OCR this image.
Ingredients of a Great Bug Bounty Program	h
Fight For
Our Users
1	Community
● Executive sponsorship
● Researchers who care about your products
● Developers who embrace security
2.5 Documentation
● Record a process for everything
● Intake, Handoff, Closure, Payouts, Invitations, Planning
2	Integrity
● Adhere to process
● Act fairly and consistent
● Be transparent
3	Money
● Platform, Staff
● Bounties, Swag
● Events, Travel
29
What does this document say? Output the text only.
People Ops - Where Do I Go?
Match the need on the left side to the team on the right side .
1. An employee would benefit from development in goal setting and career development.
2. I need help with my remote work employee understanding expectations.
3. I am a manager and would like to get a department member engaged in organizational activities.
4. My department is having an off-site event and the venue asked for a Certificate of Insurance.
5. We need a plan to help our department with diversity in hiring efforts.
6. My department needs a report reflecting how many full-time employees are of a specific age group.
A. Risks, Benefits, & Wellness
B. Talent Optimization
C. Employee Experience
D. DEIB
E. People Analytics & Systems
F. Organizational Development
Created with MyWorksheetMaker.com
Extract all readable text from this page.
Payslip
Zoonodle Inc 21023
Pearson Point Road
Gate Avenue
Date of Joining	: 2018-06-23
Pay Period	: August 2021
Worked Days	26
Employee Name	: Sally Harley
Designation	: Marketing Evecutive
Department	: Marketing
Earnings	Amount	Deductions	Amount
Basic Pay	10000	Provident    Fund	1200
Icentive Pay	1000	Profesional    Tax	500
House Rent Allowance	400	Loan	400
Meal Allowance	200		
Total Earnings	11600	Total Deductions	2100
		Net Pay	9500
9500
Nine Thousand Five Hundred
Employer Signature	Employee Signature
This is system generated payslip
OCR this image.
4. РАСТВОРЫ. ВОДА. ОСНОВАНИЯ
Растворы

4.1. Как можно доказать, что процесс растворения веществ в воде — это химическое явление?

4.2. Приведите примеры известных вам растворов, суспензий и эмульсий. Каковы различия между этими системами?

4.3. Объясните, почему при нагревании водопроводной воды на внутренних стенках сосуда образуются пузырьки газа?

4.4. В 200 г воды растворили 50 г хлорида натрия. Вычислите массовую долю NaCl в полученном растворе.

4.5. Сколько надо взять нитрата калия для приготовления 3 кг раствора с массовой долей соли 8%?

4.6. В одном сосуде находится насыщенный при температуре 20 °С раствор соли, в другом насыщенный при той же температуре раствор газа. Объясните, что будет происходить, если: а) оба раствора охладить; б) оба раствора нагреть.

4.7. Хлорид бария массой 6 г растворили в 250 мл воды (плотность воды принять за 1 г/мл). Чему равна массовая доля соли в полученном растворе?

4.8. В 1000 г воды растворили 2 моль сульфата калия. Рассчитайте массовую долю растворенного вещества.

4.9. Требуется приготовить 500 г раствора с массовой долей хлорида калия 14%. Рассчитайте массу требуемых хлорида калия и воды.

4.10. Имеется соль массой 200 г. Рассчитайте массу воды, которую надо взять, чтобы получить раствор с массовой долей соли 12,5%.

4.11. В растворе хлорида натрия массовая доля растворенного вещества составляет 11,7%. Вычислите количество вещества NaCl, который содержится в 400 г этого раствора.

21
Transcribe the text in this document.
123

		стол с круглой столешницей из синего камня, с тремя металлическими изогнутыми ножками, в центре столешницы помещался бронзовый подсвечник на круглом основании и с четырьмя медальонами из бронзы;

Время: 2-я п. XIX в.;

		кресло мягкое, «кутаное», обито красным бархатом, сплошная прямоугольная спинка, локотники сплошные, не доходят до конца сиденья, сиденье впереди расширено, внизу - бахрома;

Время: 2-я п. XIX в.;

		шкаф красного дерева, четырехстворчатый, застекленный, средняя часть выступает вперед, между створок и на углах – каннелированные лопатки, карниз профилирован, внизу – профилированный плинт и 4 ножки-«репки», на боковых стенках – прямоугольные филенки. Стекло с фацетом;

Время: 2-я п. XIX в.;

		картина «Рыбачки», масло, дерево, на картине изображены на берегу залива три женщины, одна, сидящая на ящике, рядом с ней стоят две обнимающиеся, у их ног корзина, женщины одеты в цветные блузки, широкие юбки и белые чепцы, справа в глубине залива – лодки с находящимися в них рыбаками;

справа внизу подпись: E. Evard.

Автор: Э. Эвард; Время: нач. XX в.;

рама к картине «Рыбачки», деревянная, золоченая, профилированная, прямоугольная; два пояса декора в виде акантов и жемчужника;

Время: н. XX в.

======

### Stated exercise
Make a list of all lines in the data that contain "долей".

### Task answer
4.5. Сколько надо взять нитрата калия для приготовления 3 кг раствора с массовой долей соли 8%?
4.9. Требуется приготовить 500 г раствора с массовой долей хлорида калия 14%. Рассчитайте массу требуемых хлорида калия и воды.
4.10. Имеется соль массой 200 г. Рассчитайте массу воды, которую надо взять, чтобы получить раствор с массовой долей соли 12,5%.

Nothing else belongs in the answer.